* _Work to do_:
Copy every line of the data below without any changes.

* _Rows_:
=-=-=-=-=
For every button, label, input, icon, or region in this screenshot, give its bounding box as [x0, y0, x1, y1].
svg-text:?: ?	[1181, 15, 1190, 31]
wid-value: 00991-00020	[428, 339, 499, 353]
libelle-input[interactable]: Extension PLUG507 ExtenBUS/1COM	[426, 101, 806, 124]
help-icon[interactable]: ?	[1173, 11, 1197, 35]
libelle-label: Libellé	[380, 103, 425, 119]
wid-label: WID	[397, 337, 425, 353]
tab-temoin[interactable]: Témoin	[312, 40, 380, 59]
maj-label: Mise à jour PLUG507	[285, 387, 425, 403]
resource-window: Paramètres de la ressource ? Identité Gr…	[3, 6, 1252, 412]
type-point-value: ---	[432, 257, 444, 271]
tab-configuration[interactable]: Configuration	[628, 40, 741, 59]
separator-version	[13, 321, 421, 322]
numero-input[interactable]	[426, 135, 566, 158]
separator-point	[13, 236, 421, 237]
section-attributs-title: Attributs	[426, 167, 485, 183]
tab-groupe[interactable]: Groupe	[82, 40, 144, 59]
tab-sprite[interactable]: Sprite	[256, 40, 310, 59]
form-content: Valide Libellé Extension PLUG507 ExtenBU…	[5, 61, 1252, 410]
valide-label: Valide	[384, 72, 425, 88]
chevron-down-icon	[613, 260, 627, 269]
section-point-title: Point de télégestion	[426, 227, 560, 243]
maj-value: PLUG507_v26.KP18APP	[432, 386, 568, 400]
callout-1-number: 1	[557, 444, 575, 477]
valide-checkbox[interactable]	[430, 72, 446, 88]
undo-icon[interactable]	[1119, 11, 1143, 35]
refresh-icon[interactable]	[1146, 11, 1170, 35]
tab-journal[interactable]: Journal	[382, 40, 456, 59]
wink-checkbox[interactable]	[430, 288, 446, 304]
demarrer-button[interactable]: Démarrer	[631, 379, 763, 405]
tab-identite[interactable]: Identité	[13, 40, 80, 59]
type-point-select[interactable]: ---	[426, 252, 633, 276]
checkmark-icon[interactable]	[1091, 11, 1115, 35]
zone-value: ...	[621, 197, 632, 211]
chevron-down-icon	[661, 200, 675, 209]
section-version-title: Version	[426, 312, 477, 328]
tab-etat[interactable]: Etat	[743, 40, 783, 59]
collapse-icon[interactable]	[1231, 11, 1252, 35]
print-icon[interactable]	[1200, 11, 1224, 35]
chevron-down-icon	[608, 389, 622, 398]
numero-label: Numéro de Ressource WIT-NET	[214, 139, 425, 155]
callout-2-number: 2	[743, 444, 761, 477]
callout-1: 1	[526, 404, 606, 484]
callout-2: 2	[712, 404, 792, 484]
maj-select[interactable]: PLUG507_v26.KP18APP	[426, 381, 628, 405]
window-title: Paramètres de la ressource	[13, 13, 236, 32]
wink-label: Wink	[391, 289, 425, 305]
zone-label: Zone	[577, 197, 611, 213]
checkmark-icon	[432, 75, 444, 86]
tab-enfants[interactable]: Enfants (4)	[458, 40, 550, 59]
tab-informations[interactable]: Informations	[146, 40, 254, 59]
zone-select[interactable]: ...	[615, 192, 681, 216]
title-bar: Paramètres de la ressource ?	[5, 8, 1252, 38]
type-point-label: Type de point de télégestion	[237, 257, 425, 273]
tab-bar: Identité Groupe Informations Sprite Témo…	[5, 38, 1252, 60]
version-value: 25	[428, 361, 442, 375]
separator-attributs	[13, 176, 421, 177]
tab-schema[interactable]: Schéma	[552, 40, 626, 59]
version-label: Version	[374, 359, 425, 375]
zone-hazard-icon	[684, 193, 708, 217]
=-=-=-=-=
* _Full answer_:
For every button, label, input, icon, or region in this screenshot, give its bounding box as [x0, y0, x1, y1].
svg-text:?: ?	[1181, 15, 1190, 31]
wid-value: 00991-00020	[428, 339, 499, 353]
libelle-input[interactable]: Extension PLUG507 ExtenBUS/1COM	[426, 101, 806, 124]
help-icon[interactable]: ?	[1173, 11, 1197, 35]
libelle-label: Libellé	[380, 103, 425, 119]
wid-label: WID	[397, 337, 425, 353]
tab-temoin[interactable]: Témoin	[312, 40, 380, 59]
maj-label: Mise à jour PLUG507	[285, 387, 425, 403]
resource-window: Paramètres de la ressource ? Identité Gr…	[3, 6, 1252, 412]
type-point-value: ---	[432, 257, 444, 271]
tab-configuration[interactable]: Configuration	[628, 40, 741, 59]
separator-version	[13, 321, 421, 322]
numero-input[interactable]	[426, 135, 566, 158]
separator-point	[13, 236, 421, 237]
section-attributs-title: Attributs	[426, 167, 485, 183]
tab-groupe[interactable]: Groupe	[82, 40, 144, 59]
tab-sprite[interactable]: Sprite	[256, 40, 310, 59]
form-content: Valide Libellé Extension PLUG507 ExtenBU…	[5, 61, 1252, 410]
valide-label: Valide	[384, 72, 425, 88]
chevron-down-icon	[613, 260, 627, 269]
section-point-title: Point de télégestion	[426, 227, 560, 243]
maj-value: PLUG507_v26.KP18APP	[432, 386, 568, 400]
callout-1-number: 1	[557, 444, 575, 477]
valide-checkbox[interactable]	[430, 72, 446, 88]
undo-icon[interactable]	[1119, 11, 1143, 35]
refresh-icon[interactable]	[1146, 11, 1170, 35]
tab-journal[interactable]: Journal	[382, 40, 456, 59]
wink-checkbox[interactable]	[430, 288, 446, 304]
demarrer-button[interactable]: Démarrer	[631, 379, 763, 405]
tab-identite[interactable]: Identité	[13, 40, 80, 59]
type-point-select[interactable]: ---	[426, 252, 633, 276]
checkmark-icon[interactable]	[1091, 11, 1115, 35]
zone-value: ...	[621, 197, 632, 211]
chevron-down-icon	[661, 200, 675, 209]
section-version-title: Version	[426, 312, 477, 328]
tab-etat[interactable]: Etat	[743, 40, 783, 59]
collapse-icon[interactable]	[1231, 11, 1252, 35]
print-icon[interactable]	[1200, 11, 1224, 35]
chevron-down-icon	[608, 389, 622, 398]
numero-label: Numéro de Ressource WIT-NET	[214, 139, 425, 155]
callout-2-number: 2	[743, 444, 761, 477]
callout-1: 1	[526, 404, 606, 484]
callout-2: 2	[712, 404, 792, 484]
maj-select[interactable]: PLUG507_v26.KP18APP	[426, 381, 628, 405]
window-title: Paramètres de la ressource	[13, 13, 236, 32]
wink-label: Wink	[391, 289, 425, 305]
zone-label: Zone	[577, 197, 611, 213]
checkmark-icon	[432, 75, 444, 86]
tab-enfants[interactable]: Enfants (4)	[458, 40, 550, 59]
tab-informations[interactable]: Informations	[146, 40, 254, 59]
zone-select[interactable]: ...	[615, 192, 681, 216]
title-bar: Paramètres de la ressource ?	[5, 8, 1252, 38]
type-point-label: Type de point de télégestion	[237, 257, 425, 273]
tab-bar: Identité Groupe Informations Sprite Témo…	[5, 38, 1252, 60]
version-value: 25	[428, 361, 442, 375]
separator-attributs	[13, 176, 421, 177]
tab-schema[interactable]: Schéma	[552, 40, 626, 59]
version-label: Version	[374, 359, 425, 375]
zone-hazard-icon	[684, 193, 708, 217]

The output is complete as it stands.